## Start
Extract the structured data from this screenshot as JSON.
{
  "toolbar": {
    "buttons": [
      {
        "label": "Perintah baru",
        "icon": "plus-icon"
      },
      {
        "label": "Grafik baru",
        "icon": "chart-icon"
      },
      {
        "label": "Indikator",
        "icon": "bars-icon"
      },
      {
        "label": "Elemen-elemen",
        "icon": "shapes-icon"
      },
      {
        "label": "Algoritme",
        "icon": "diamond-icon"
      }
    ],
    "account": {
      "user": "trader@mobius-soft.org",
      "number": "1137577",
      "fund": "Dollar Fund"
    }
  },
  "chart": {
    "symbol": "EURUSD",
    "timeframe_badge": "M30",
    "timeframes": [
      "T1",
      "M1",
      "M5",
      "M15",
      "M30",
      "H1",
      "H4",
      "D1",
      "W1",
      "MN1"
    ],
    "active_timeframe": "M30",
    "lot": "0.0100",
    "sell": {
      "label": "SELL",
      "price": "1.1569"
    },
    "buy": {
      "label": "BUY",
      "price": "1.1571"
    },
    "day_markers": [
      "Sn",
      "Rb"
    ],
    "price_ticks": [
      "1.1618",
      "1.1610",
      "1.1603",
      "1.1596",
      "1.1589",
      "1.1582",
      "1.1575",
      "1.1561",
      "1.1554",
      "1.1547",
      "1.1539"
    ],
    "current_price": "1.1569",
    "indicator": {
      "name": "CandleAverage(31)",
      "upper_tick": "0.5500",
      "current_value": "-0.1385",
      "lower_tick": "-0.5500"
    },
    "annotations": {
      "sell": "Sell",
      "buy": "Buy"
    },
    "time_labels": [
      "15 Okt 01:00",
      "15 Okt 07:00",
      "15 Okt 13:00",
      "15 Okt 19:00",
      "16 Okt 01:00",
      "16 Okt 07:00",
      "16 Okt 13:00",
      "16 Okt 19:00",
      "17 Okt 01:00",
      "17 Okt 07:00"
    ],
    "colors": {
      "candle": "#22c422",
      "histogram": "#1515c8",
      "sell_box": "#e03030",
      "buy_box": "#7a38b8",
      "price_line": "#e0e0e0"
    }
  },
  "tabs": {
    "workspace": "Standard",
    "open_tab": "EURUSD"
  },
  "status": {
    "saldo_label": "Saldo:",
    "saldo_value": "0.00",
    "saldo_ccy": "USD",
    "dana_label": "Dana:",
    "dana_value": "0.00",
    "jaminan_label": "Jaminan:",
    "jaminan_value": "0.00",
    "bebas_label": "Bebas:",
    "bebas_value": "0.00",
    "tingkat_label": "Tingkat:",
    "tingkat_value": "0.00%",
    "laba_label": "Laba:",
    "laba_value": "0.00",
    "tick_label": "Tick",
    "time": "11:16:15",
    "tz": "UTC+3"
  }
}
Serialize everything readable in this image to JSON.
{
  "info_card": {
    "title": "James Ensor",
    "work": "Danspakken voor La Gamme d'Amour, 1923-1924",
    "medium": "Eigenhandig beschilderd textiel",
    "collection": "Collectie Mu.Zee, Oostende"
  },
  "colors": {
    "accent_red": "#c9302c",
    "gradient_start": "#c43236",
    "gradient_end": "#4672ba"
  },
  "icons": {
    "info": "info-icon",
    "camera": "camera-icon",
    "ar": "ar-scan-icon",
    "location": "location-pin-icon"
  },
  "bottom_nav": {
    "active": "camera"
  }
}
## End
▶ _Work to be completed_
Output every entry shown above, exactly.

▶ _Written solution_
Extract the structured data from this screenshot as JSON.
{
  "toolbar": {
    "buttons": [
      {
        "label": "Perintah baru",
        "icon": "plus-icon"
      },
      {
        "label": "Grafik baru",
        "icon": "chart-icon"
      },
      {
        "label": "Indikator",
        "icon": "bars-icon"
      },
      {
        "label": "Elemen-elemen",
        "icon": "shapes-icon"
      },
      {
        "label": "Algoritme",
        "icon": "diamond-icon"
      }
    ],
    "account": {
      "user": "trader@mobius-soft.org",
      "number": "1137577",
      "fund": "Dollar Fund"
    }
  },
  "chart": {
    "symbol": "EURUSD",
    "timeframe_badge": "M30",
    "timeframes": [
      "T1",
      "M1",
      "M5",
      "M15",
      "M30",
      "H1",
      "H4",
      "D1",
      "W1",
      "MN1"
    ],
    "active_timeframe": "M30",
    "lot": "0.0100",
    "sell": {
      "label": "SELL",
      "price": "1.1569"
    },
    "buy": {
      "label": "BUY",
      "price": "1.1571"
    },
    "day_markers": [
      "Sn",
      "Rb"
    ],
    "price_ticks": [
      "1.1618",
      "1.1610",
      "1.1603",
      "1.1596",
      "1.1589",
      "1.1582",
      "1.1575",
      "1.1561",
      "1.1554",
      "1.1547",
      "1.1539"
    ],
    "current_price": "1.1569",
    "indicator": {
      "name": "CandleAverage(31)",
      "upper_tick": "0.5500",
      "current_value": "-0.1385",
      "lower_tick": "-0.5500"
    },
    "annotations": {
      "sell": "Sell",
      "buy": "Buy"
    },
    "time_labels": [
      "15 Okt 01:00",
      "15 Okt 07:00",
      "15 Okt 13:00",
      "15 Okt 19:00",
      "16 Okt 01:00",
      "16 Okt 07:00",
      "16 Okt 13:00",
      "16 Okt 19:00",
      "17 Okt 01:00",
      "17 Okt 07:00"
    ],
    "colors": {
      "candle": "#22c422",
      "histogram": "#1515c8",
      "sell_box": "#e03030",
      "buy_box": "#7a38b8",
      "price_line": "#e0e0e0"
    }
  },
  "tabs": {
    "workspace": "Standard",
    "open_tab": "EURUSD"
  },
  "status": {
    "saldo_label": "Saldo:",
    "saldo_value": "0.00",
    "saldo_ccy": "USD",
    "dana_label": "Dana:",
    "dana_value": "0.00",
    "jaminan_label": "Jaminan:",
    "jaminan_value": "0.00",
    "bebas_label": "Bebas:",
    "bebas_value": "0.00",
    "tingkat_label": "Tingkat:",
    "tingkat_value": "0.00%",
    "laba_label": "Laba:",
    "laba_value": "0.00",
    "tick_label": "Tick",
    "time": "11:16:15",
    "tz": "UTC+3"
  }
}
Serialize everything readable in this image to JSON.
{
  "info_card": {
    "title": "James Ensor",
    "work": "Danspakken voor La Gamme d'Amour, 1923-1924",
    "medium": "Eigenhandig beschilderd textiel",
    "collection": "Collectie Mu.Zee, Oostende"
  },
  "colors": {
    "accent_red": "#c9302c",
    "gradient_start": "#c43236",
    "gradient_end": "#4672ba"
  },
  "icons": {
    "info": "info-icon",
    "camera": "camera-icon",
    "ar": "ar-scan-icon",
    "location": "location-pin-icon"
  },
  "bottom_nav": {
    "active": "camera"
  }
}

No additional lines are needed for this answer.